Extracted material »

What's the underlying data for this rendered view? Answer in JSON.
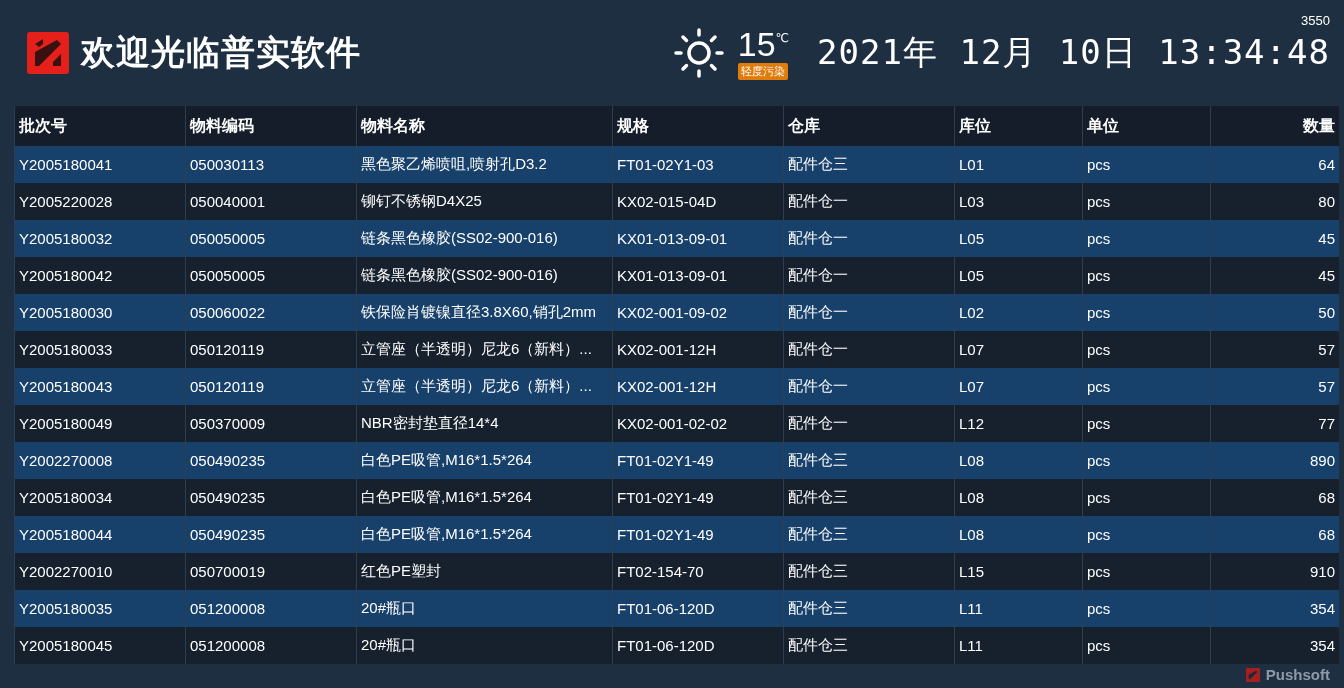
{
  "header": {
    "title": "欢迎光临普实软件",
    "weather": {
      "temperature": "15",
      "unit": "℃",
      "air_quality": "轻度污染"
    },
    "datetime": "2021年 12月 10日 13:34:48",
    "counter": "3550"
  },
  "table": {
    "columns": [
      "批次号",
      "物料编码",
      "物料名称",
      "规格",
      "仓库",
      "库位",
      "单位",
      "数量"
    ],
    "rows": [
      [
        "Y2005180041",
        "050030113",
        "黑色聚乙烯喷咀,喷射孔D3.2",
        "FT01-02Y1-03",
        "配件仓三",
        "L01",
        "pcs",
        "64"
      ],
      [
        "Y2005220028",
        "050040001",
        "铆钉不锈钢D4X25",
        "KX02-015-04D",
        "配件仓一",
        "L03",
        "pcs",
        "80"
      ],
      [
        "Y2005180032",
        "050050005",
        "链条黑色橡胶(SS02-900-016)",
        "KX01-013-09-01",
        "配件仓一",
        "L05",
        "pcs",
        "45"
      ],
      [
        "Y2005180042",
        "050050005",
        "链条黑色橡胶(SS02-900-016)",
        "KX01-013-09-01",
        "配件仓一",
        "L05",
        "pcs",
        "45"
      ],
      [
        "Y2005180030",
        "050060022",
        "铁保险肖镀镍直径3.8X60,销孔2mm",
        "KX02-001-09-02",
        "配件仓一",
        "L02",
        "pcs",
        "50"
      ],
      [
        "Y2005180033",
        "050120119",
        "立管座（半透明）尼龙6（新料）...",
        "KX02-001-12H",
        "配件仓一",
        "L07",
        "pcs",
        "57"
      ],
      [
        "Y2005180043",
        "050120119",
        "立管座（半透明）尼龙6（新料）...",
        "KX02-001-12H",
        "配件仓一",
        "L07",
        "pcs",
        "57"
      ],
      [
        "Y2005180049",
        "050370009",
        "NBR密封垫直径14*4",
        "KX02-001-02-02",
        "配件仓一",
        "L12",
        "pcs",
        "77"
      ],
      [
        "Y2002270008",
        "050490235",
        "白色PE吸管,M16*1.5*264",
        "FT01-02Y1-49",
        "配件仓三",
        "L08",
        "pcs",
        "890"
      ],
      [
        "Y2005180034",
        "050490235",
        "白色PE吸管,M16*1.5*264",
        "FT01-02Y1-49",
        "配件仓三",
        "L08",
        "pcs",
        "68"
      ],
      [
        "Y2005180044",
        "050490235",
        "白色PE吸管,M16*1.5*264",
        "FT01-02Y1-49",
        "配件仓三",
        "L08",
        "pcs",
        "68"
      ],
      [
        "Y2002270010",
        "050700019",
        "红色PE塑封",
        "FT02-154-70",
        "配件仓三",
        "L15",
        "pcs",
        "910"
      ],
      [
        "Y2005180035",
        "051200008",
        "20#瓶口",
        "FT01-06-120D",
        "配件仓三",
        "L11",
        "pcs",
        "354"
      ],
      [
        "Y2005180045",
        "051200008",
        "20#瓶口",
        "FT01-06-120D",
        "配件仓三",
        "L11",
        "pcs",
        "354"
      ]
    ]
  },
  "footer": {
    "brand": "Pushsoft"
  }
}
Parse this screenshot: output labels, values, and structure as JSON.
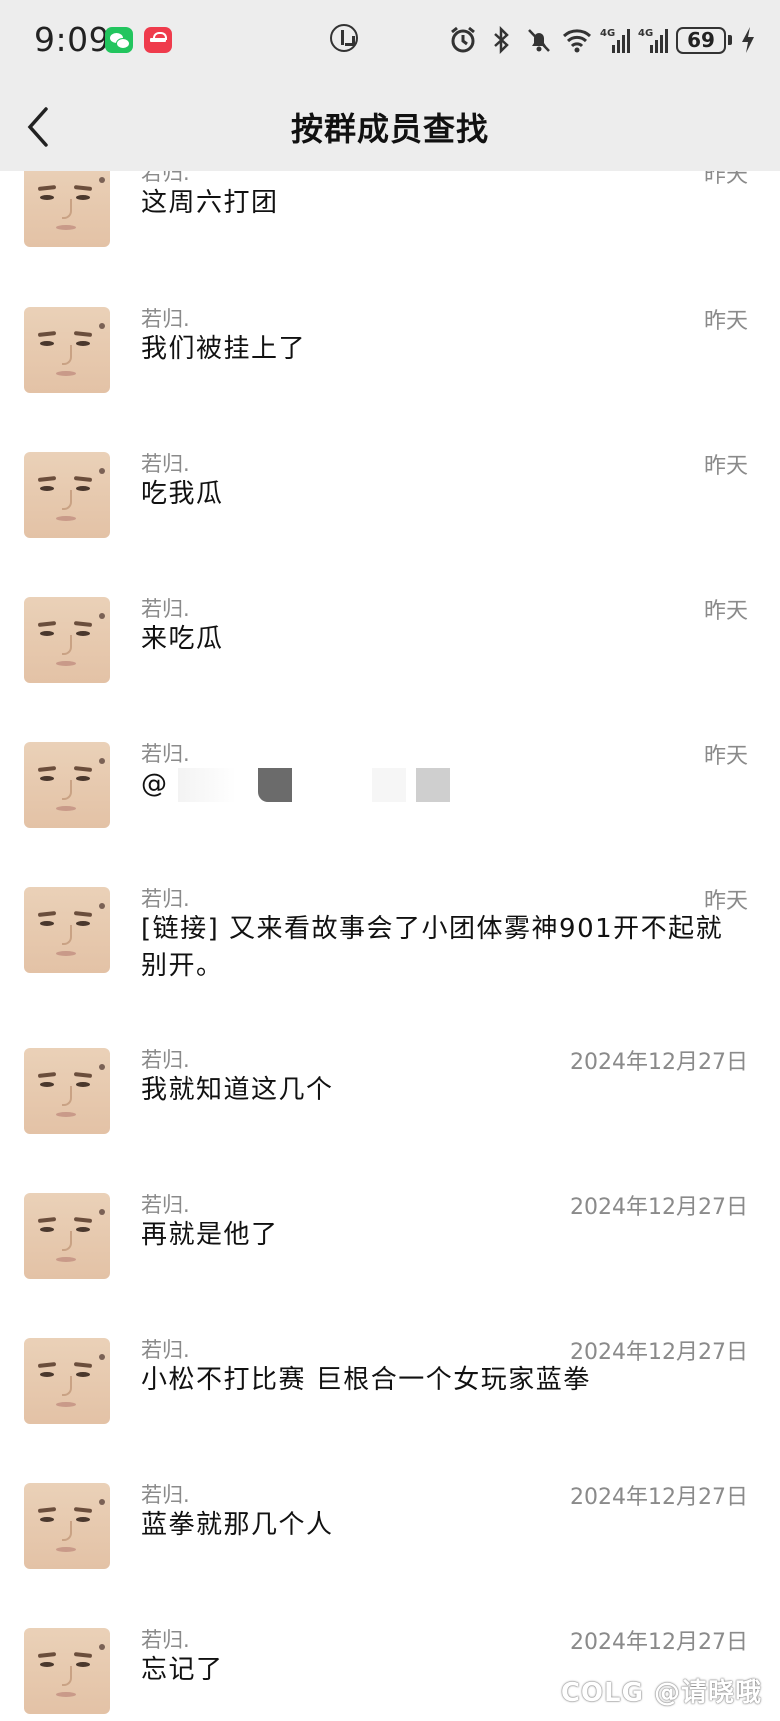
{
  "status_bar": {
    "time": "9:09",
    "battery": "69",
    "icons": [
      "wechat-icon",
      "app-icon",
      "data-saver-icon",
      "alarm-icon",
      "bluetooth-icon",
      "mute-icon",
      "wifi-icon",
      "signal-4g-icon",
      "signal-4g-icon",
      "battery-icon",
      "charging-icon"
    ]
  },
  "nav": {
    "title": "按群成员查找"
  },
  "messages": [
    {
      "sender": "若归.",
      "date": "昨天",
      "text": "这周六打团"
    },
    {
      "sender": "若归.",
      "date": "昨天",
      "text": "我们被挂上了"
    },
    {
      "sender": "若归.",
      "date": "昨天",
      "text": "吃我瓜"
    },
    {
      "sender": "若归.",
      "date": "昨天",
      "text": "来吃瓜"
    },
    {
      "sender": "若归.",
      "date": "昨天",
      "text": "@"
    },
    {
      "sender": "若归.",
      "date": "昨天",
      "text": "[链接] 又来看故事会了小团体雾神901开不起就别开。"
    },
    {
      "sender": "若归.",
      "date": "2024年12月27日",
      "text": "我就知道这几个"
    },
    {
      "sender": "若归.",
      "date": "2024年12月27日",
      "text": "再就是他了"
    },
    {
      "sender": "若归.",
      "date": "2024年12月27日",
      "text": "小松不打比赛 巨根合一个女玩家蓝拳"
    },
    {
      "sender": "若归.",
      "date": "2024年12月27日",
      "text": "蓝拳就那几个人"
    },
    {
      "sender": "若归.",
      "date": "2024年12月27日",
      "text": "忘记了"
    }
  ],
  "watermark": "COLG @请晓哦",
  "colors": {
    "bar_background": "#ededed",
    "page_background": "#ffffff",
    "meta_text": "#8a8a8a"
  }
}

Description of the task » List every line above containing the word "this".

Reply to the exercise »
What's the underlying data for this rendered view? Answer in JSON.
Parse this screenshot: output labels, values, and structure as JSON.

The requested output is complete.